_Exercise instructions_
Filter the listing and keep only the lines with the word "لگایا".

[Stored items]
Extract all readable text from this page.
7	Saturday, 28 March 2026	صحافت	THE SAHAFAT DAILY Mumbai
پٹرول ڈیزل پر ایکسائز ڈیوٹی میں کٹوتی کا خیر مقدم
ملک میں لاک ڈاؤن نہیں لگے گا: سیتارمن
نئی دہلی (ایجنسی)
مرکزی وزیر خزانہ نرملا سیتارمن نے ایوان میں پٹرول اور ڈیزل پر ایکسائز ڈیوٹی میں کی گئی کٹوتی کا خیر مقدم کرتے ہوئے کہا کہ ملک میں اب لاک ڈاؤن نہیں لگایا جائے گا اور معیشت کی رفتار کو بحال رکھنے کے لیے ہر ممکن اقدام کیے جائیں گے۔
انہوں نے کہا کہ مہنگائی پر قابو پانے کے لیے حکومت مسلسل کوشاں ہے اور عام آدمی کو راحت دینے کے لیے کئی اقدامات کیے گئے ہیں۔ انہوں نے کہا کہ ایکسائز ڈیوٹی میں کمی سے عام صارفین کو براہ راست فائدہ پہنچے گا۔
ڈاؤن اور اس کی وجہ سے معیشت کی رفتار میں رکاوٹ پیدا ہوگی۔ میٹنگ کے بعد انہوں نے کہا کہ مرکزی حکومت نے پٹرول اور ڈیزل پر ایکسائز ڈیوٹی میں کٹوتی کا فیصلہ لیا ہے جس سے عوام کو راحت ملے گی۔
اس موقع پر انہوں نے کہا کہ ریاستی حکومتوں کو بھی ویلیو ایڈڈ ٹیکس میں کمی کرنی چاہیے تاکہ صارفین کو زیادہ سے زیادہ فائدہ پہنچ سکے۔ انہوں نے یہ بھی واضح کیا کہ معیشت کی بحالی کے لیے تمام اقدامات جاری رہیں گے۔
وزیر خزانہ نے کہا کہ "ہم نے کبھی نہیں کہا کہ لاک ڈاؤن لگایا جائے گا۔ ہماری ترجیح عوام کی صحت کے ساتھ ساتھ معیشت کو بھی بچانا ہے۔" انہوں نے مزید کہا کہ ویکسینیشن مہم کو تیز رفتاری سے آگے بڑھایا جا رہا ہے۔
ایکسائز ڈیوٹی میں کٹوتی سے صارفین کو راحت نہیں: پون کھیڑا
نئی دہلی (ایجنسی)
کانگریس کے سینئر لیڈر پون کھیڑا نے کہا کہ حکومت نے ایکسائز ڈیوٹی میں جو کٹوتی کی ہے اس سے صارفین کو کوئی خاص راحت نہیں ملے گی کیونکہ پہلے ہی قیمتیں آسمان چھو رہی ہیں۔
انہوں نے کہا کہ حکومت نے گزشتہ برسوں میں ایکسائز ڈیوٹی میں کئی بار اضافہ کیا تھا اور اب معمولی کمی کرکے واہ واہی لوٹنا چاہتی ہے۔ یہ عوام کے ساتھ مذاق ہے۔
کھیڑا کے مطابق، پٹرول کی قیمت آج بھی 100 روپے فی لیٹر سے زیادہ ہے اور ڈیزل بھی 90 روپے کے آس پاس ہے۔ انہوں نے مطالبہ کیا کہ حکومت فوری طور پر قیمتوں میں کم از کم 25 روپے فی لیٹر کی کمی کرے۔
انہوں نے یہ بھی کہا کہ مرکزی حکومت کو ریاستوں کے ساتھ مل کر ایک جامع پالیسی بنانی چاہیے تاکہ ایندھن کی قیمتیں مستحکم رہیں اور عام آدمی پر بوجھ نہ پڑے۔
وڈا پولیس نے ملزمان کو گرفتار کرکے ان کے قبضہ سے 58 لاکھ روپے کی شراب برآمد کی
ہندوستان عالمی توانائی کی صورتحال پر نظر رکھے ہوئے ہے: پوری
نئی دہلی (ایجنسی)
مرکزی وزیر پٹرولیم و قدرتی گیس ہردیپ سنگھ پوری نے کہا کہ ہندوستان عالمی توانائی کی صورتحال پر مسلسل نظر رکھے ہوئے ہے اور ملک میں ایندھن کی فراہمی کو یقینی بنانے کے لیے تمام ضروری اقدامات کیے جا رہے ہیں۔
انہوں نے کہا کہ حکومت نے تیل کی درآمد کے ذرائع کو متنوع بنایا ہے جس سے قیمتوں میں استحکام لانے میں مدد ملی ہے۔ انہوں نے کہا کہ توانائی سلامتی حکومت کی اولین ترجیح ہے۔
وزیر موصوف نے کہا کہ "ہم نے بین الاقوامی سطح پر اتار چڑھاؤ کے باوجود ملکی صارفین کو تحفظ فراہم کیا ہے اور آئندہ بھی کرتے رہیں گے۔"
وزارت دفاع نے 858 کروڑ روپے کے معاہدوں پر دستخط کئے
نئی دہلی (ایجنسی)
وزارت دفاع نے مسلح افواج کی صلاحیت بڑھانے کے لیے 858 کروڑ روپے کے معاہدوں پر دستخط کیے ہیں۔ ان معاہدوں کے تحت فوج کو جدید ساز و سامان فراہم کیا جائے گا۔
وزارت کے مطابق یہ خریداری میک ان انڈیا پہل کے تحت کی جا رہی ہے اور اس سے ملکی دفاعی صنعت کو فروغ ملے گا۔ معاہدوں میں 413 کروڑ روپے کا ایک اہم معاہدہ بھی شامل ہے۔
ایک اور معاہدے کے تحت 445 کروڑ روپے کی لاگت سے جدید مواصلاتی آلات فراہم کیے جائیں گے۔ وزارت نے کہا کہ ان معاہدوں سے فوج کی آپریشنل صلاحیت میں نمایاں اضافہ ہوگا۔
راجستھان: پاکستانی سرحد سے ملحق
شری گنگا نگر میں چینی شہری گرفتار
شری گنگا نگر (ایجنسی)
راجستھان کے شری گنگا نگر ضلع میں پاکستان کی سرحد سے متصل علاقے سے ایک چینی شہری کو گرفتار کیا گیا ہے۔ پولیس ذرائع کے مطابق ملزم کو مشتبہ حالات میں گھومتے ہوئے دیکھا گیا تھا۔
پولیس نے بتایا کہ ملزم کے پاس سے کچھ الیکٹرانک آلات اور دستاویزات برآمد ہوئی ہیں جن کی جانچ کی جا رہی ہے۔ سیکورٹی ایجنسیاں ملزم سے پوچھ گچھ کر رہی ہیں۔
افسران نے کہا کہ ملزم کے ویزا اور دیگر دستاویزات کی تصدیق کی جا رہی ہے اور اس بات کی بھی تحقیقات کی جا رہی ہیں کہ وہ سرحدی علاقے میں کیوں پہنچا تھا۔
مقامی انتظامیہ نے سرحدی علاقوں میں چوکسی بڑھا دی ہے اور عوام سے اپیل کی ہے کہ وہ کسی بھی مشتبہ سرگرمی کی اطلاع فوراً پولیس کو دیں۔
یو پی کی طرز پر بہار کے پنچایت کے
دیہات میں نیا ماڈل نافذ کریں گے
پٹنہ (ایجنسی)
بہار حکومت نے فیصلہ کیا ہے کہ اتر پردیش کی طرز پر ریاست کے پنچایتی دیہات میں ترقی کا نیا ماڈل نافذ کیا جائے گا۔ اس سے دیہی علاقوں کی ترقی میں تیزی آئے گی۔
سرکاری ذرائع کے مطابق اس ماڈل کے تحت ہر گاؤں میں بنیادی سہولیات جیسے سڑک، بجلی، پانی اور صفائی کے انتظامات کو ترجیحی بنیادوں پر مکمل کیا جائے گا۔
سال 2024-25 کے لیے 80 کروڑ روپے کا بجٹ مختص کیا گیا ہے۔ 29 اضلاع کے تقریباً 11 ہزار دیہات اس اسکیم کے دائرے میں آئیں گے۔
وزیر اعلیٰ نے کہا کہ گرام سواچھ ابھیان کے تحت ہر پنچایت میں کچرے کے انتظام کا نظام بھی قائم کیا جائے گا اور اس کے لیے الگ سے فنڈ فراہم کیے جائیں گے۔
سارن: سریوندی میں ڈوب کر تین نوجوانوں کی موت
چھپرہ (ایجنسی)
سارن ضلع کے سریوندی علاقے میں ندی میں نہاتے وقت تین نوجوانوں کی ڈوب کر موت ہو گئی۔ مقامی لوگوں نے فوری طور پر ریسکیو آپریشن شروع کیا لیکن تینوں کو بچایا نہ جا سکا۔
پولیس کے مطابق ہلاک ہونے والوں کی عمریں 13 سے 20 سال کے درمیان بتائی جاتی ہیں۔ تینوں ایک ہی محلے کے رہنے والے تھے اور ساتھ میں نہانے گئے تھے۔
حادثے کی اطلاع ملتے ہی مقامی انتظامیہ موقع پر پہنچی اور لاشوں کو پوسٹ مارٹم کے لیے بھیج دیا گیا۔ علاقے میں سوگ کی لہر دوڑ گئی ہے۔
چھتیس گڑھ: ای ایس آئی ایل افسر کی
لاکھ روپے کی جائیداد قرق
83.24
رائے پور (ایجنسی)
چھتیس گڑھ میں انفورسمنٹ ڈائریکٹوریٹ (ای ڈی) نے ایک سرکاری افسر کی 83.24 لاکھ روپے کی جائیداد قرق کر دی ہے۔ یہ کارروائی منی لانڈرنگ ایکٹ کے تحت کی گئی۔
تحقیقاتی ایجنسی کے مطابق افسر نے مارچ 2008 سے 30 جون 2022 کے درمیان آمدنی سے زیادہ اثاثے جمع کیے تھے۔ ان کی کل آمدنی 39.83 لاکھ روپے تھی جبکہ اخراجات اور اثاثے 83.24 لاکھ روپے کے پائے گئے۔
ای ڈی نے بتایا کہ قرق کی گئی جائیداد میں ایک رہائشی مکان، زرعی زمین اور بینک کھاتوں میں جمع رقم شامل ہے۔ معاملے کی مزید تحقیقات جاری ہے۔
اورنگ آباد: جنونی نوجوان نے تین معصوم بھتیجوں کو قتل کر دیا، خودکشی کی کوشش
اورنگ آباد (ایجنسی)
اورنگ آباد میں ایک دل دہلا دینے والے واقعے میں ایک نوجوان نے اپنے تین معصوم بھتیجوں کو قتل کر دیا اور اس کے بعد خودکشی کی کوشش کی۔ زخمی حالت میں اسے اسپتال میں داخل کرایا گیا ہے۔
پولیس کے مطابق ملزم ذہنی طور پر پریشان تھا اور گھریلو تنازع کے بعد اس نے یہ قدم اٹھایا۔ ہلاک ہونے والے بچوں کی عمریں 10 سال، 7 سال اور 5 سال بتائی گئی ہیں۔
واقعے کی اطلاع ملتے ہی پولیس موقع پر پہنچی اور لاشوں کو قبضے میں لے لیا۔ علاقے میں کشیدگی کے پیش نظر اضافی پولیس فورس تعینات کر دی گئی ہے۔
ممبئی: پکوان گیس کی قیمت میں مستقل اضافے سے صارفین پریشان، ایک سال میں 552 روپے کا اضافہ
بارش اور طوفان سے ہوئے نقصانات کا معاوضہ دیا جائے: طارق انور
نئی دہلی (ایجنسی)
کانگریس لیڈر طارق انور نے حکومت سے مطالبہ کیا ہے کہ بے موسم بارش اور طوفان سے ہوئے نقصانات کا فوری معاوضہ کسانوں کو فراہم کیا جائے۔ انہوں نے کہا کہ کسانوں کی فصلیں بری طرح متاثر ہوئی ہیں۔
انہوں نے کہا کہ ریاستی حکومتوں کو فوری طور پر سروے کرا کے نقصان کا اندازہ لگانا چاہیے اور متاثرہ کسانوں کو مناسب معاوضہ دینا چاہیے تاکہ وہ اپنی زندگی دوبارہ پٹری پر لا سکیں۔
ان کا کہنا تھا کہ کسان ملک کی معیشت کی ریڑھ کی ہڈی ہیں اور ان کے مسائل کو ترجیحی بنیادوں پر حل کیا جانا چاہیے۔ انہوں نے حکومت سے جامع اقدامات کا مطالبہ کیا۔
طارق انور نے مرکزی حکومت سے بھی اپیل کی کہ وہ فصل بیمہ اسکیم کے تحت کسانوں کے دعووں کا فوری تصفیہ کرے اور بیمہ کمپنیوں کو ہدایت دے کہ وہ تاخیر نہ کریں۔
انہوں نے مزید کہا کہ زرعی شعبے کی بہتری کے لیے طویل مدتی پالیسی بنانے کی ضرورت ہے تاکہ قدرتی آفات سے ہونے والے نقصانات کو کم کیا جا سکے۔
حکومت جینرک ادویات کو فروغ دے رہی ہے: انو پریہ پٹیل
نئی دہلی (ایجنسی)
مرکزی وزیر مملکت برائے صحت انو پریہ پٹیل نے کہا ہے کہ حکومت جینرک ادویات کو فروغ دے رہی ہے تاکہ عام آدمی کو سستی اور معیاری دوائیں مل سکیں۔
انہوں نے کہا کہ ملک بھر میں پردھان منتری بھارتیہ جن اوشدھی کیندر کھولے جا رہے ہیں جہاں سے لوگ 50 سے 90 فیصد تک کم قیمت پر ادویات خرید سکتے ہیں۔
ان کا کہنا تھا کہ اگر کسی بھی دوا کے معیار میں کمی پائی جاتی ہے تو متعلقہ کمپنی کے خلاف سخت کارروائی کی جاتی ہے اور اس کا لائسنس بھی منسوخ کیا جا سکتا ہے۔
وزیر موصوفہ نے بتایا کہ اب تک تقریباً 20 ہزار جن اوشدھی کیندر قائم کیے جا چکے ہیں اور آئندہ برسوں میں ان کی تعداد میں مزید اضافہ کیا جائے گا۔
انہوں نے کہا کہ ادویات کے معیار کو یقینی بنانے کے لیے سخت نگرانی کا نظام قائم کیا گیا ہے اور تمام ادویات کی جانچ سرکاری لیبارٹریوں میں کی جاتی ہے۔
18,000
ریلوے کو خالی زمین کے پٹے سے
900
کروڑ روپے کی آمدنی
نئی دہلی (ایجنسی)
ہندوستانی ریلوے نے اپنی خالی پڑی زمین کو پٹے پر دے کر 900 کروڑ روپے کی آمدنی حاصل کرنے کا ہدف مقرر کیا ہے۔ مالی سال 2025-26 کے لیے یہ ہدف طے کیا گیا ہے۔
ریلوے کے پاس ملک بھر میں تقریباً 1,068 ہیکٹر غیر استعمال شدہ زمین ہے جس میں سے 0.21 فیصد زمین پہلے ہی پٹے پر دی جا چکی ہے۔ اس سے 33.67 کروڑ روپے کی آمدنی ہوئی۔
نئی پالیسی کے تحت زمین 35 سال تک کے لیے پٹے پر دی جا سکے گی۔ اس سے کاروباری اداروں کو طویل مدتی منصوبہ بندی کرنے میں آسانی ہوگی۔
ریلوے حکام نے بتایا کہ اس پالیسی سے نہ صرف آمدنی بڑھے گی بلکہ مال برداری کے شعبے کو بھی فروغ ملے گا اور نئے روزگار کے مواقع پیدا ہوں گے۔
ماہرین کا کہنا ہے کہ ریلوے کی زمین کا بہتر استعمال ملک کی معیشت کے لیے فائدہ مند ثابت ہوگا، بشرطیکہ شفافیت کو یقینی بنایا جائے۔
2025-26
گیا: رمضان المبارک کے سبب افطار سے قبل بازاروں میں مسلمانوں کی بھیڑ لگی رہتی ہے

_The solution_
مرکزی وزیر خزانہ نرملا سیتارمن نے ایوان میں پٹرول اور ڈیزل پر ایکسائز ڈیوٹی میں کی گئی کٹوتی کا خیر مقدم کرتے ہوئے کہا کہ ملک میں اب لاک ڈاؤن نہیں لگایا جائے گا اور معیشت کی رفتار کو بحال رکھنے کے لیے ہر ممکن اقدام کیے جائیں گے۔
وزیر خزانہ نے کہا کہ "ہم نے کبھی نہیں کہا کہ لاک ڈاؤن لگایا جائے گا۔ ہماری ترجیح عوام کی صحت کے ساتھ ساتھ معیشت کو بھی بچانا ہے۔" انہوں نے مزید کہا کہ ویکسینیشن مہم کو تیز رفتاری سے آگے بڑھایا جا رہا ہے۔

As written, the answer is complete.